Restate the material word for word and leave out anything that is a picture.

+++++

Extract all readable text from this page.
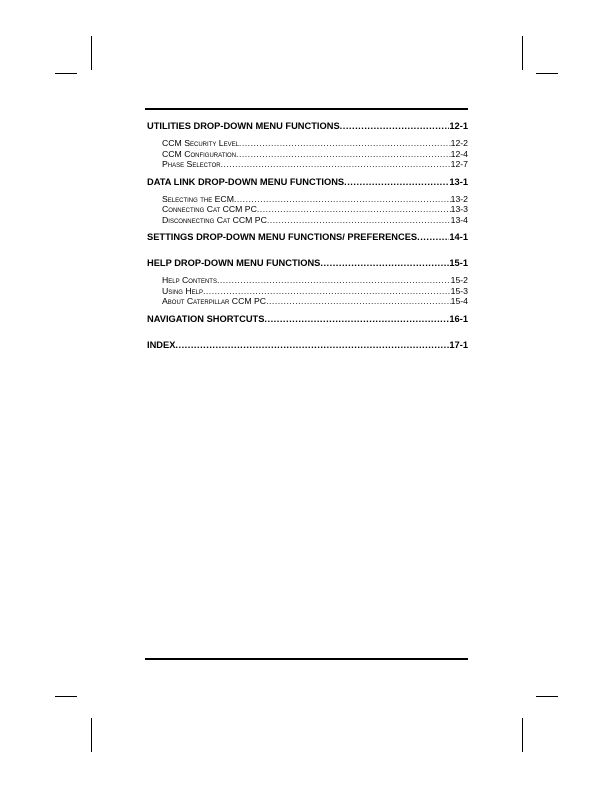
UTILITIES DROP-DOWN MENU FUNCTIONS .....	12-1
CCM Security Level .....	12-2
CCM Configuration .....	12-4
Phase Selector .....	12-7
DATA LINK DROP-DOWN MENU FUNCTIONS .....	13-1
Selecting the ECM .....	13-2
Connecting Cat CCM PC .....	13-3
Disconnecting Cat CCM PC .....	13-4
SETTINGS DROP-DOWN MENU FUNCTIONS/ PREFERENCES .....	14-1
HELP DROP-DOWN MENU FUNCTIONS .....	15-1
Help Contents .....	15-2
Using Help .....	15-3
About Caterpillar CCM PC .....	15-4
NAVIGATION SHORTCUTS .....	16-1
INDEX .....	17-1
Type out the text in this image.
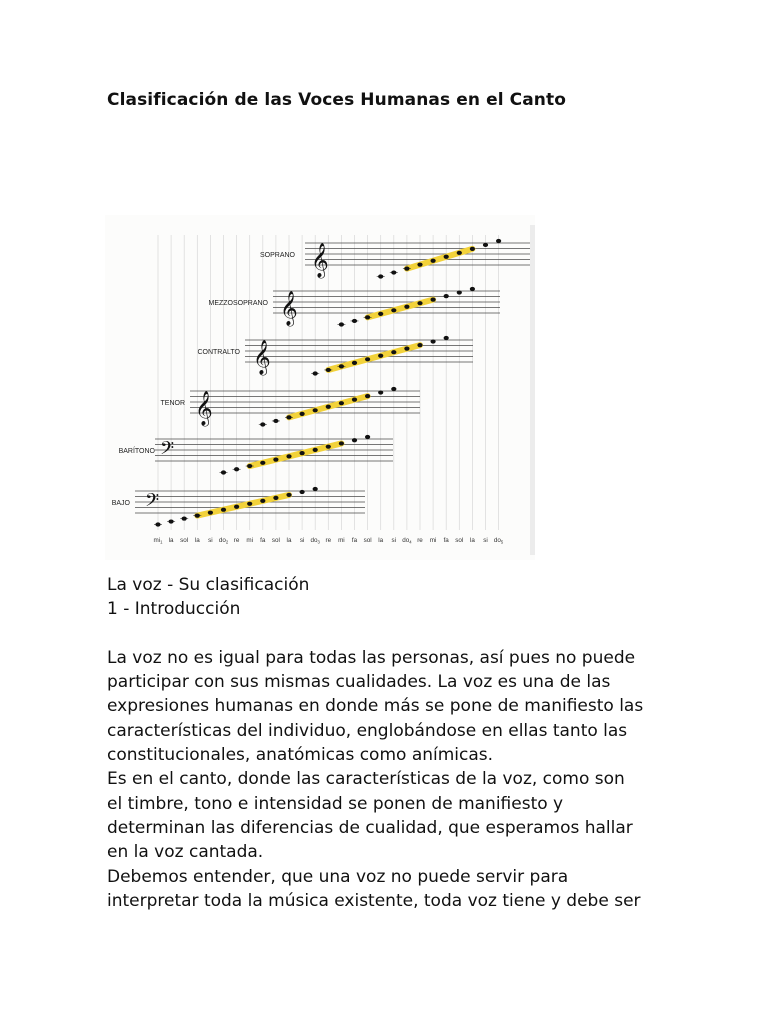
Clasificación de las Voces Humanas en el Canto
𝄞
SOPRANO
𝄞
MEZZOSOPRANO
𝄞
CONTRALTO
𝄞
TENOR
𝄢
BARÍTONO
𝄢
BAJO
$mi_1$ la sol la si $do_2$ re mi fa sol la si $do_3$ re mi fa sol la si $do_4$ re mi fa sol la si $do_5$
La voz - Su clasificación
1 - Introducción
La voz no es igual para todas las personas, así pues no puede
participar con sus mismas cualidades. La voz es una de las
expresiones humanas en donde más se pone de manifiesto las
características del individuo, englobándose en ellas tanto las
constitucionales, anatómicas como anímicas.
Es en el canto, donde las características de la voz, como son
el timbre, tono e intensidad se ponen de manifiesto y
determinan las diferencias de cualidad, que esperamos hallar
en la voz cantada.
Debemos entender, que una voz no puede servir para
interpretar toda la música existente, toda voz tiene y debe ser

+++++

** Response to this task **
Extract all readable text from this page.
UTILITIES DROP-DOWN MENU FUNCTIONS .....	12-1
CCM Security Level .....	12-2
CCM Configuration .....	12-4
Phase Selector .....	12-7
DATA LINK DROP-DOWN MENU FUNCTIONS .....	13-1
Selecting the ECM .....	13-2
Connecting Cat CCM PC .....	13-3
Disconnecting Cat CCM PC .....	13-4
SETTINGS DROP-DOWN MENU FUNCTIONS/ PREFERENCES .....	14-1
HELP DROP-DOWN MENU FUNCTIONS .....	15-1
Help Contents .....	15-2
Using Help .....	15-3
About Caterpillar CCM PC .....	15-4
NAVIGATION SHORTCUTS .....	16-1
INDEX .....	17-1
Type out the text in this image.
Clasificación de las Voces Humanas en el Canto
𝄞
SOPRANO
𝄞
MEZZOSOPRANO
𝄞
CONTRALTO
𝄞
TENOR
𝄢
BARÍTONO
𝄢
BAJO
$mi_1$ la sol la si $do_2$ re mi fa sol la si $do_3$ re mi fa sol la si $do_4$ re mi fa sol la si $do_5$
La voz - Su clasificación
1 - Introducción
La voz no es igual para todas las personas, así pues no puede
participar con sus mismas cualidades. La voz es una de las
expresiones humanas en donde más se pone de manifiesto las
características del individuo, englobándose en ellas tanto las
constitucionales, anatómicas como anímicas.
Es en el canto, donde las características de la voz, como son
el timbre, tono e intensidad se ponen de manifiesto y
determinan las diferencias de cualidad, que esperamos hallar
en la voz cantada.
Debemos entender, que una voz no puede servir para
interpretar toda la música existente, toda voz tiene y debe ser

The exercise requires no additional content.